§ **Problem details**:
Restate the records below word for word, and omit the images they hold.

§ **Information provided**:
:::::

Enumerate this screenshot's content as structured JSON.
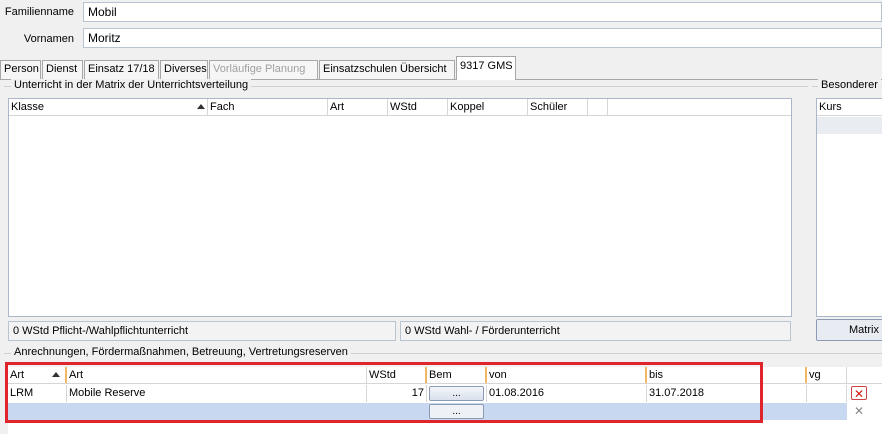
{
  "person": {
    "familienname_label": "Familienname",
    "familienname_value": "Mobil",
    "vornamen_label": "Vornamen",
    "vornamen_value": "Moritz"
  },
  "tabs": [
    {
      "label": "Person",
      "state": "normal"
    },
    {
      "label": "Dienst",
      "state": "normal"
    },
    {
      "label": "Einsatz 17/18",
      "state": "normal"
    },
    {
      "label": "Diverses",
      "state": "normal"
    },
    {
      "label": "Vorläufige Planung",
      "state": "disabled"
    },
    {
      "label": "Einsatzschulen Übersicht",
      "state": "normal"
    },
    {
      "label": "9317 GMS",
      "state": "active"
    }
  ],
  "unterricht": {
    "title": "Unterricht in der Matrix der Unterrichtsverteilung",
    "columns": [
      "Klasse",
      "Fach",
      "Art",
      "WStd",
      "Koppel",
      "Schüler"
    ],
    "rows": [],
    "summary_pflicht": "0 WStd Pflicht-/Wahlpflichtunterricht",
    "summary_wahl": "0 WStd Wahl- / Förderunterricht"
  },
  "besonderer": {
    "title": "Besonderer",
    "columns": [
      "Kurs"
    ],
    "matrix_button": "Matrix"
  },
  "anrechnungen": {
    "title": "Anrechnungen, Fördermaßnahmen, Betreuung, Vertretungsreserven",
    "columns": [
      "Art",
      "Art",
      "WStd",
      "Bem",
      "von",
      "bis",
      "vg"
    ],
    "rows": [
      {
        "art_code": "LRM",
        "art_text": "Mobile Reserve",
        "wstd": "17",
        "bem": "...",
        "von": "01.08.2016",
        "bis": "31.07.2018",
        "vg": ""
      }
    ],
    "new_row_bem": "..."
  },
  "colors": {
    "highlight": "#e0242b",
    "new_row": "#c8d8f0",
    "column_accent": "#f2b664"
  },
  "icons": {
    "delete": "red-x-delete-icon",
    "delete_disabled": "gray-x-delete-icon",
    "sort": "sort-ascending-arrow-icon"
  }
}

:::::

§ **Final result**:
Enumerate this screenshot's content as structured JSON.
{
  "person": {
    "familienname_label": "Familienname",
    "familienname_value": "Mobil",
    "vornamen_label": "Vornamen",
    "vornamen_value": "Moritz"
  },
  "tabs": [
    {
      "label": "Person",
      "state": "normal"
    },
    {
      "label": "Dienst",
      "state": "normal"
    },
    {
      "label": "Einsatz 17/18",
      "state": "normal"
    },
    {
      "label": "Diverses",
      "state": "normal"
    },
    {
      "label": "Vorläufige Planung",
      "state": "disabled"
    },
    {
      "label": "Einsatzschulen Übersicht",
      "state": "normal"
    },
    {
      "label": "9317 GMS",
      "state": "active"
    }
  ],
  "unterricht": {
    "title": "Unterricht in der Matrix der Unterrichtsverteilung",
    "columns": [
      "Klasse",
      "Fach",
      "Art",
      "WStd",
      "Koppel",
      "Schüler"
    ],
    "rows": [],
    "summary_pflicht": "0 WStd Pflicht-/Wahlpflichtunterricht",
    "summary_wahl": "0 WStd Wahl- / Förderunterricht"
  },
  "besonderer": {
    "title": "Besonderer",
    "columns": [
      "Kurs"
    ],
    "matrix_button": "Matrix"
  },
  "anrechnungen": {
    "title": "Anrechnungen, Fördermaßnahmen, Betreuung, Vertretungsreserven",
    "columns": [
      "Art",
      "Art",
      "WStd",
      "Bem",
      "von",
      "bis",
      "vg"
    ],
    "rows": [
      {
        "art_code": "LRM",
        "art_text": "Mobile Reserve",
        "wstd": "17",
        "bem": "...",
        "von": "01.08.2016",
        "bis": "31.07.2018",
        "vg": ""
      }
    ],
    "new_row_bem": "..."
  },
  "colors": {
    "highlight": "#e0242b",
    "new_row": "#c8d8f0",
    "column_accent": "#f2b664"
  },
  "icons": {
    "delete": "red-x-delete-icon",
    "delete_disabled": "gray-x-delete-icon",
    "sort": "sort-ascending-arrow-icon"
  }
}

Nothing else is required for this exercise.